> [Task brief]: Transcribe the material below exactly as it appears.
━━ Dataset extract ━━
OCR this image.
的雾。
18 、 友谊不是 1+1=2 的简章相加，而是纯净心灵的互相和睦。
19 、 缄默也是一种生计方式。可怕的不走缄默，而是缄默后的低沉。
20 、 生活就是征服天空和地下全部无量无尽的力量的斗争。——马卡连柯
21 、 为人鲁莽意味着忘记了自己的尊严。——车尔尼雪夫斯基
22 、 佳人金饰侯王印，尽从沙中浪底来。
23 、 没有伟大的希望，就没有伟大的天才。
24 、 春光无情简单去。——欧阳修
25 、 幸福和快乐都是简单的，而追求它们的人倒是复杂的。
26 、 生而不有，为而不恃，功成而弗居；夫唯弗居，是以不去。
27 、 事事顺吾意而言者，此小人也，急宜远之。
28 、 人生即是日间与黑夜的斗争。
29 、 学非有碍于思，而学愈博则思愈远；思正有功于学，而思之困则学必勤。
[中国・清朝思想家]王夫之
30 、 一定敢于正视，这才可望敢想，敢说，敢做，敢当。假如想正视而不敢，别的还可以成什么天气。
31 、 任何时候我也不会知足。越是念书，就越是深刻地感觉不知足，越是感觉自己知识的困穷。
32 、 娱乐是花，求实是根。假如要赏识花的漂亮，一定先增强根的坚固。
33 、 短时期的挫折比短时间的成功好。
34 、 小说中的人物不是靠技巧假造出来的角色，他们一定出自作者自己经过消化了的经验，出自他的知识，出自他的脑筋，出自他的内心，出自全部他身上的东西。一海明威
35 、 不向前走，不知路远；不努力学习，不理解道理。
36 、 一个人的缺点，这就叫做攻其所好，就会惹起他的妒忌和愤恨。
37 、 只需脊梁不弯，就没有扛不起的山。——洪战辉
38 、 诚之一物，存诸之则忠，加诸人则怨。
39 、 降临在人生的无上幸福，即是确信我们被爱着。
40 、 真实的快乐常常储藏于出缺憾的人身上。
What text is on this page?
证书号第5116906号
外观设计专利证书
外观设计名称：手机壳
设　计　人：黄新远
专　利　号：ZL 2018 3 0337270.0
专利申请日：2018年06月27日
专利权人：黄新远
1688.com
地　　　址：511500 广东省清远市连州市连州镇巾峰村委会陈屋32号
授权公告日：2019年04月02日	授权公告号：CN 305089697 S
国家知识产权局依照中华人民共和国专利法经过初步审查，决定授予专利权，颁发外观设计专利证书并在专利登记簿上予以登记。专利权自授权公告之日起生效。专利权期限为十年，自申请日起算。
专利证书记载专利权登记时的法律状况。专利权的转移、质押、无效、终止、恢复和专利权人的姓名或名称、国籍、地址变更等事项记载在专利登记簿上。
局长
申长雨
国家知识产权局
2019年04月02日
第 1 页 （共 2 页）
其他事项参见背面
━━━
> [Task result]:
OCR this image.
的雾。
18 、 友谊不是 1+1=2 的简章相加，而是纯净心灵的互相和睦。
19 、 缄默也是一种生计方式。可怕的不走缄默，而是缄默后的低沉。
20 、 生活就是征服天空和地下全部无量无尽的力量的斗争。——马卡连柯
21 、 为人鲁莽意味着忘记了自己的尊严。——车尔尼雪夫斯基
22 、 佳人金饰侯王印，尽从沙中浪底来。
23 、 没有伟大的希望，就没有伟大的天才。
24 、 春光无情简单去。——欧阳修
25 、 幸福和快乐都是简单的，而追求它们的人倒是复杂的。
26 、 生而不有，为而不恃，功成而弗居；夫唯弗居，是以不去。
27 、 事事顺吾意而言者，此小人也，急宜远之。
28 、 人生即是日间与黑夜的斗争。
29 、 学非有碍于思，而学愈博则思愈远；思正有功于学，而思之困则学必勤。
[中国・清朝思想家]王夫之
30 、 一定敢于正视，这才可望敢想，敢说，敢做，敢当。假如想正视而不敢，别的还可以成什么天气。
31 、 任何时候我也不会知足。越是念书，就越是深刻地感觉不知足，越是感觉自己知识的困穷。
32 、 娱乐是花，求实是根。假如要赏识花的漂亮，一定先增强根的坚固。
33 、 短时期的挫折比短时间的成功好。
34 、 小说中的人物不是靠技巧假造出来的角色，他们一定出自作者自己经过消化了的经验，出自他的知识，出自他的脑筋，出自他的内心，出自全部他身上的东西。一海明威
35 、 不向前走，不知路远；不努力学习，不理解道理。
36 、 一个人的缺点，这就叫做攻其所好，就会惹起他的妒忌和愤恨。
37 、 只需脊梁不弯，就没有扛不起的山。——洪战辉
38 、 诚之一物，存诸之则忠，加诸人则怨。
39 、 降临在人生的无上幸福，即是确信我们被爱着。
40 、 真实的快乐常常储藏于出缺憾的人身上。
What text is on this page?
证书号第5116906号
外观设计专利证书
外观设计名称：手机壳
设　计　人：黄新远
专　利　号：ZL 2018 3 0337270.0
专利申请日：2018年06月27日
专利权人：黄新远
1688.com
地　　　址：511500 广东省清远市连州市连州镇巾峰村委会陈屋32号
授权公告日：2019年04月02日	授权公告号：CN 305089697 S
国家知识产权局依照中华人民共和国专利法经过初步审查，决定授予专利权，颁发外观设计专利证书并在专利登记簿上予以登记。专利权自授权公告之日起生效。专利权期限为十年，自申请日起算。
专利证书记载专利权登记时的法律状况。专利权的转移、质押、无效、终止、恢复和专利权人的姓名或名称、国籍、地址变更等事项记载在专利登记簿上。
局长
申长雨
国家知识产权局
2019年04月02日
第 1 页 （共 2 页）
其他事项参见背面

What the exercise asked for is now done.